____ Record list

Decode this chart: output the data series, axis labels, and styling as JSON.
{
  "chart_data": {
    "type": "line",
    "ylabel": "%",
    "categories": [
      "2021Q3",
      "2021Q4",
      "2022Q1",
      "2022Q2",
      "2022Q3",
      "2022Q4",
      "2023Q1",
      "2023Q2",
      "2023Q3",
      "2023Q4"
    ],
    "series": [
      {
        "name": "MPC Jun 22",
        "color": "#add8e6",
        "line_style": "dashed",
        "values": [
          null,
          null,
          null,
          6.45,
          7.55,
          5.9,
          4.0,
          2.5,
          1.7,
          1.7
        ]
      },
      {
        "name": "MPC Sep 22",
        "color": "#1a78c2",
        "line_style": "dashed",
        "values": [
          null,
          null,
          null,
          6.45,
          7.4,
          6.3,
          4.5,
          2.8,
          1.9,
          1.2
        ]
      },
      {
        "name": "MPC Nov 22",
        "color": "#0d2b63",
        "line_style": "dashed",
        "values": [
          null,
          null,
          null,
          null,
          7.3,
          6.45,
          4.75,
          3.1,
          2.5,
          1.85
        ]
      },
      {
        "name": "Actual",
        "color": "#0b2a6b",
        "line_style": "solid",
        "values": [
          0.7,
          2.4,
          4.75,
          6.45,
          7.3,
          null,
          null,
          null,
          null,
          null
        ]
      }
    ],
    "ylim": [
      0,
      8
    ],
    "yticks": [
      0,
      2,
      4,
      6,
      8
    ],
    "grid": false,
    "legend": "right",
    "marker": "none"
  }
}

________

■ **Requirement**
Repeat each record exactly, leaving nothing out.

■ **Answer to the task**
Decode this chart: output the data series, axis labels, and styling as JSON.
{
  "chart_data": {
    "type": "line",
    "ylabel": "%",
    "categories": [
      "2021Q3",
      "2021Q4",
      "2022Q1",
      "2022Q2",
      "2022Q3",
      "2022Q4",
      "2023Q1",
      "2023Q2",
      "2023Q3",
      "2023Q4"
    ],
    "series": [
      {
        "name": "MPC Jun 22",
        "color": "#add8e6",
        "line_style": "dashed",
        "values": [
          null,
          null,
          null,
          6.45,
          7.55,
          5.9,
          4.0,
          2.5,
          1.7,
          1.7
        ]
      },
      {
        "name": "MPC Sep 22",
        "color": "#1a78c2",
        "line_style": "dashed",
        "values": [
          null,
          null,
          null,
          6.45,
          7.4,
          6.3,
          4.5,
          2.8,
          1.9,
          1.2
        ]
      },
      {
        "name": "MPC Nov 22",
        "color": "#0d2b63",
        "line_style": "dashed",
        "values": [
          null,
          null,
          null,
          null,
          7.3,
          6.45,
          4.75,
          3.1,
          2.5,
          1.85
        ]
      },
      {
        "name": "Actual",
        "color": "#0b2a6b",
        "line_style": "solid",
        "values": [
          0.7,
          2.4,
          4.75,
          6.45,
          7.3,
          null,
          null,
          null,
          null,
          null
        ]
      }
    ],
    "ylim": [
      0,
      8
    ],
    "yticks": [
      0,
      2,
      4,
      6,
      8
    ],
    "grid": false,
    "legend": "right",
    "marker": "none"
  }
}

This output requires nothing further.